--- Problem statement ---
Extract all of the entries and set them down verbatim.

--- Task data ---
▽
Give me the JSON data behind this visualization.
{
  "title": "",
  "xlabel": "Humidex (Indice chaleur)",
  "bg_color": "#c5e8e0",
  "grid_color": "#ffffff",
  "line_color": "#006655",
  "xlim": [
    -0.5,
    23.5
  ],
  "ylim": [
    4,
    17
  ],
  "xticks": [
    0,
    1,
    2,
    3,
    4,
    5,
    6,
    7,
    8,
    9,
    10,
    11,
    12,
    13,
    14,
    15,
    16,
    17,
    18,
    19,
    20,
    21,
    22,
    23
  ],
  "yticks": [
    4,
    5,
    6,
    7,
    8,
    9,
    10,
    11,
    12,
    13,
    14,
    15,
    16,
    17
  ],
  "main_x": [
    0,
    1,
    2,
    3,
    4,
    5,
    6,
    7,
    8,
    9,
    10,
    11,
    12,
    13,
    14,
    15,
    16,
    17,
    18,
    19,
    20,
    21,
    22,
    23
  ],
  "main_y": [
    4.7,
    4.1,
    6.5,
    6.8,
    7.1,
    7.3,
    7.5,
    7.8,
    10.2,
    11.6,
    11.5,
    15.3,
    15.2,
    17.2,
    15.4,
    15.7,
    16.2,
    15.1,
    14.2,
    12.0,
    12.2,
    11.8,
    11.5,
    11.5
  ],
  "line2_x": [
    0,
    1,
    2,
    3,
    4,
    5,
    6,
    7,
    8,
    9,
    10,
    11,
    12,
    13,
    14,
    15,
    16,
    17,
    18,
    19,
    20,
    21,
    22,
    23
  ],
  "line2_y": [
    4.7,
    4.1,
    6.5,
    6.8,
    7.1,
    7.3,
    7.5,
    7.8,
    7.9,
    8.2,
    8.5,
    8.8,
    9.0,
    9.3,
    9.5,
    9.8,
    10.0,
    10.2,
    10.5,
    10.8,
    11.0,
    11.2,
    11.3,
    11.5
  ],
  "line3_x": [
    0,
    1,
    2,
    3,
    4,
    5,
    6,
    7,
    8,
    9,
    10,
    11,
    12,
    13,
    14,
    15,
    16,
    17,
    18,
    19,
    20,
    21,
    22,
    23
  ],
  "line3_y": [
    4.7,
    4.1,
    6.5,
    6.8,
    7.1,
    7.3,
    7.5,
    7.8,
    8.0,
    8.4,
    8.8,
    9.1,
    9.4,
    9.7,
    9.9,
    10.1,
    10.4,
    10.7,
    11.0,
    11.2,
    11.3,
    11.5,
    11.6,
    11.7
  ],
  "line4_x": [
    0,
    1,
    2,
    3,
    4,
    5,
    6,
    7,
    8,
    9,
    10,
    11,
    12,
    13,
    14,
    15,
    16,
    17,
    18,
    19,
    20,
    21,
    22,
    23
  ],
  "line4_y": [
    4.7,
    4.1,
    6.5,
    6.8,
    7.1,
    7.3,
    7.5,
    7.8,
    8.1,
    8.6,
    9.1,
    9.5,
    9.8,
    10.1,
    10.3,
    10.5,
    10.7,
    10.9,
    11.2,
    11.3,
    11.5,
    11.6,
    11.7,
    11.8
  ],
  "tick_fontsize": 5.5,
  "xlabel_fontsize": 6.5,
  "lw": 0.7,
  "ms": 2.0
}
△
--- Correct answer ---
Give me the JSON data behind this visualization.
{
  "title": "",
  "xlabel": "Humidex (Indice chaleur)",
  "bg_color": "#c5e8e0",
  "grid_color": "#ffffff",
  "line_color": "#006655",
  "xlim": [
    -0.5,
    23.5
  ],
  "ylim": [
    4,
    17
  ],
  "xticks": [
    0,
    1,
    2,
    3,
    4,
    5,
    6,
    7,
    8,
    9,
    10,
    11,
    12,
    13,
    14,
    15,
    16,
    17,
    18,
    19,
    20,
    21,
    22,
    23
  ],
  "yticks": [
    4,
    5,
    6,
    7,
    8,
    9,
    10,
    11,
    12,
    13,
    14,
    15,
    16,
    17
  ],
  "main_x": [
    0,
    1,
    2,
    3,
    4,
    5,
    6,
    7,
    8,
    9,
    10,
    11,
    12,
    13,
    14,
    15,
    16,
    17,
    18,
    19,
    20,
    21,
    22,
    23
  ],
  "main_y": [
    4.7,
    4.1,
    6.5,
    6.8,
    7.1,
    7.3,
    7.5,
    7.8,
    10.2,
    11.6,
    11.5,
    15.3,
    15.2,
    17.2,
    15.4,
    15.7,
    16.2,
    15.1,
    14.2,
    12.0,
    12.2,
    11.8,
    11.5,
    11.5
  ],
  "line2_x": [
    0,
    1,
    2,
    3,
    4,
    5,
    6,
    7,
    8,
    9,
    10,
    11,
    12,
    13,
    14,
    15,
    16,
    17,
    18,
    19,
    20,
    21,
    22,
    23
  ],
  "line2_y": [
    4.7,
    4.1,
    6.5,
    6.8,
    7.1,
    7.3,
    7.5,
    7.8,
    7.9,
    8.2,
    8.5,
    8.8,
    9.0,
    9.3,
    9.5,
    9.8,
    10.0,
    10.2,
    10.5,
    10.8,
    11.0,
    11.2,
    11.3,
    11.5
  ],
  "line3_x": [
    0,
    1,
    2,
    3,
    4,
    5,
    6,
    7,
    8,
    9,
    10,
    11,
    12,
    13,
    14,
    15,
    16,
    17,
    18,
    19,
    20,
    21,
    22,
    23
  ],
  "line3_y": [
    4.7,
    4.1,
    6.5,
    6.8,
    7.1,
    7.3,
    7.5,
    7.8,
    8.0,
    8.4,
    8.8,
    9.1,
    9.4,
    9.7,
    9.9,
    10.1,
    10.4,
    10.7,
    11.0,
    11.2,
    11.3,
    11.5,
    11.6,
    11.7
  ],
  "line4_x": [
    0,
    1,
    2,
    3,
    4,
    5,
    6,
    7,
    8,
    9,
    10,
    11,
    12,
    13,
    14,
    15,
    16,
    17,
    18,
    19,
    20,
    21,
    22,
    23
  ],
  "line4_y": [
    4.7,
    4.1,
    6.5,
    6.8,
    7.1,
    7.3,
    7.5,
    7.8,
    8.1,
    8.6,
    9.1,
    9.5,
    9.8,
    10.1,
    10.3,
    10.5,
    10.7,
    10.9,
    11.2,
    11.3,
    11.5,
    11.6,
    11.7,
    11.8
  ],
  "tick_fontsize": 5.5,
  "xlabel_fontsize": 6.5,
  "lw": 0.7,
  "ms": 2.0
}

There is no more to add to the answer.